## Short exercise
Each entry should be quoted word for word, including every mark of punctuation.

──────── Dataset extract

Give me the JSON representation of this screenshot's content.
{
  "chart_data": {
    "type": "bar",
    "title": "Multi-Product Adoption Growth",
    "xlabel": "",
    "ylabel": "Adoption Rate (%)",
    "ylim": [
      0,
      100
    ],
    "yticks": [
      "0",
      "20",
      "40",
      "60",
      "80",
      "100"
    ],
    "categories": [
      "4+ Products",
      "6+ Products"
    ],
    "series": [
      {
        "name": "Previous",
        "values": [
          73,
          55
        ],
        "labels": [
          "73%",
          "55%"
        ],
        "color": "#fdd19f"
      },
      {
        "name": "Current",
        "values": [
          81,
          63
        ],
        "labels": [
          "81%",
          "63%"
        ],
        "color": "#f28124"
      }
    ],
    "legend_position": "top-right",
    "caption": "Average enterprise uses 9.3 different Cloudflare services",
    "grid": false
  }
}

────────────────

## Response to this task
Give me the JSON representation of this screenshot's content.
{
  "chart_data": {
    "type": "bar",
    "title": "Multi-Product Adoption Growth",
    "xlabel": "",
    "ylabel": "Adoption Rate (%)",
    "ylim": [
      0,
      100
    ],
    "yticks": [
      "0",
      "20",
      "40",
      "60",
      "80",
      "100"
    ],
    "categories": [
      "4+ Products",
      "6+ Products"
    ],
    "series": [
      {
        "name": "Previous",
        "values": [
          73,
          55
        ],
        "labels": [
          "73%",
          "55%"
        ],
        "color": "#fdd19f"
      },
      {
        "name": "Current",
        "values": [
          81,
          63
        ],
        "labels": [
          "81%",
          "63%"
        ],
        "color": "#f28124"
      }
    ],
    "legend_position": "top-right",
    "caption": "Average enterprise uses 9.3 different Cloudflare services",
    "grid": false
  }
}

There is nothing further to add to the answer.